# AIM OF THE EXERCISE:
Copy out the listing exactly.

# SOURCE RECORDS:
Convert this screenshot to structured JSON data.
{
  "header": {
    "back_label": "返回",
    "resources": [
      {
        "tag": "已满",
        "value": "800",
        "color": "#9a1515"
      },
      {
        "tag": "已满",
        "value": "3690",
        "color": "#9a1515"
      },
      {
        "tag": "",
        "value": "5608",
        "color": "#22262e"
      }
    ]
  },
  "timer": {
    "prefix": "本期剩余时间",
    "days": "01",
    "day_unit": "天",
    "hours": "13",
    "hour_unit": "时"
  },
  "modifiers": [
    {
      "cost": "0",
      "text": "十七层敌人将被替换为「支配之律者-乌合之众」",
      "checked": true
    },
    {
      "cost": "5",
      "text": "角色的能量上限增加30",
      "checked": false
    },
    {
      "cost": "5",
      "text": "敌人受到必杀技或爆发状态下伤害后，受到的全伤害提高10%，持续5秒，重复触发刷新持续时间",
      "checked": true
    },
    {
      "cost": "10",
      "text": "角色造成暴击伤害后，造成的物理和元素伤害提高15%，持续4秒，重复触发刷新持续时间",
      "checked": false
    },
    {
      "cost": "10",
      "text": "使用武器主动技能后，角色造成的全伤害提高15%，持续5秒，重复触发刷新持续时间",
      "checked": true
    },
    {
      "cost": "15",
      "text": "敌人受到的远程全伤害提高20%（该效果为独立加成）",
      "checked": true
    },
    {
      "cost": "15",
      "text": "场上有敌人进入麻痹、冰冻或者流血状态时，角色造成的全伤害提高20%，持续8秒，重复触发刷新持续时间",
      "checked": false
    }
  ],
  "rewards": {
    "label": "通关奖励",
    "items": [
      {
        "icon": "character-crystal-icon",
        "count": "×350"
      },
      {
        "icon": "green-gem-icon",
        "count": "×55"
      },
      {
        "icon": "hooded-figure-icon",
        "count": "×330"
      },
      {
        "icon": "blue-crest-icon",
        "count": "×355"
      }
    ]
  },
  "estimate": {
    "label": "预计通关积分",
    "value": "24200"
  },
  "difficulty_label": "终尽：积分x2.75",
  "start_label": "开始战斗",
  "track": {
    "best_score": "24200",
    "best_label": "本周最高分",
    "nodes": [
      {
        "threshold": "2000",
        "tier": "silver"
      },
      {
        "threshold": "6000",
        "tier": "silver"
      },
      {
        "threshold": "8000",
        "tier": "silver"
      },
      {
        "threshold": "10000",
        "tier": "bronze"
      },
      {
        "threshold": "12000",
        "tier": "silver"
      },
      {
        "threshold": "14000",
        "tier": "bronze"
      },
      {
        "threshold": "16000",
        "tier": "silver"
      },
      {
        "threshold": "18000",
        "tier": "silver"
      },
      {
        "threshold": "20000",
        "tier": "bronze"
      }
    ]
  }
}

# TASK ANSWER:
Convert this screenshot to structured JSON data.
{
  "header": {
    "back_label": "返回",
    "resources": [
      {
        "tag": "已满",
        "value": "800",
        "color": "#9a1515"
      },
      {
        "tag": "已满",
        "value": "3690",
        "color": "#9a1515"
      },
      {
        "tag": "",
        "value": "5608",
        "color": "#22262e"
      }
    ]
  },
  "timer": {
    "prefix": "本期剩余时间",
    "days": "01",
    "day_unit": "天",
    "hours": "13",
    "hour_unit": "时"
  },
  "modifiers": [
    {
      "cost": "0",
      "text": "十七层敌人将被替换为「支配之律者-乌合之众」",
      "checked": true
    },
    {
      "cost": "5",
      "text": "角色的能量上限增加30",
      "checked": false
    },
    {
      "cost": "5",
      "text": "敌人受到必杀技或爆发状态下伤害后，受到的全伤害提高10%，持续5秒，重复触发刷新持续时间",
      "checked": true
    },
    {
      "cost": "10",
      "text": "角色造成暴击伤害后，造成的物理和元素伤害提高15%，持续4秒，重复触发刷新持续时间",
      "checked": false
    },
    {
      "cost": "10",
      "text": "使用武器主动技能后，角色造成的全伤害提高15%，持续5秒，重复触发刷新持续时间",
      "checked": true
    },
    {
      "cost": "15",
      "text": "敌人受到的远程全伤害提高20%（该效果为独立加成）",
      "checked": true
    },
    {
      "cost": "15",
      "text": "场上有敌人进入麻痹、冰冻或者流血状态时，角色造成的全伤害提高20%，持续8秒，重复触发刷新持续时间",
      "checked": false
    }
  ],
  "rewards": {
    "label": "通关奖励",
    "items": [
      {
        "icon": "character-crystal-icon",
        "count": "×350"
      },
      {
        "icon": "green-gem-icon",
        "count": "×55"
      },
      {
        "icon": "hooded-figure-icon",
        "count": "×330"
      },
      {
        "icon": "blue-crest-icon",
        "count": "×355"
      }
    ]
  },
  "estimate": {
    "label": "预计通关积分",
    "value": "24200"
  },
  "difficulty_label": "终尽：积分x2.75",
  "start_label": "开始战斗",
  "track": {
    "best_score": "24200",
    "best_label": "本周最高分",
    "nodes": [
      {
        "threshold": "2000",
        "tier": "silver"
      },
      {
        "threshold": "6000",
        "tier": "silver"
      },
      {
        "threshold": "8000",
        "tier": "silver"
      },
      {
        "threshold": "10000",
        "tier": "bronze"
      },
      {
        "threshold": "12000",
        "tier": "silver"
      },
      {
        "threshold": "14000",
        "tier": "bronze"
      },
      {
        "threshold": "16000",
        "tier": "silver"
      },
      {
        "threshold": "18000",
        "tier": "silver"
      },
      {
        "threshold": "20000",
        "tier": "bronze"
      }
    ]
  }
}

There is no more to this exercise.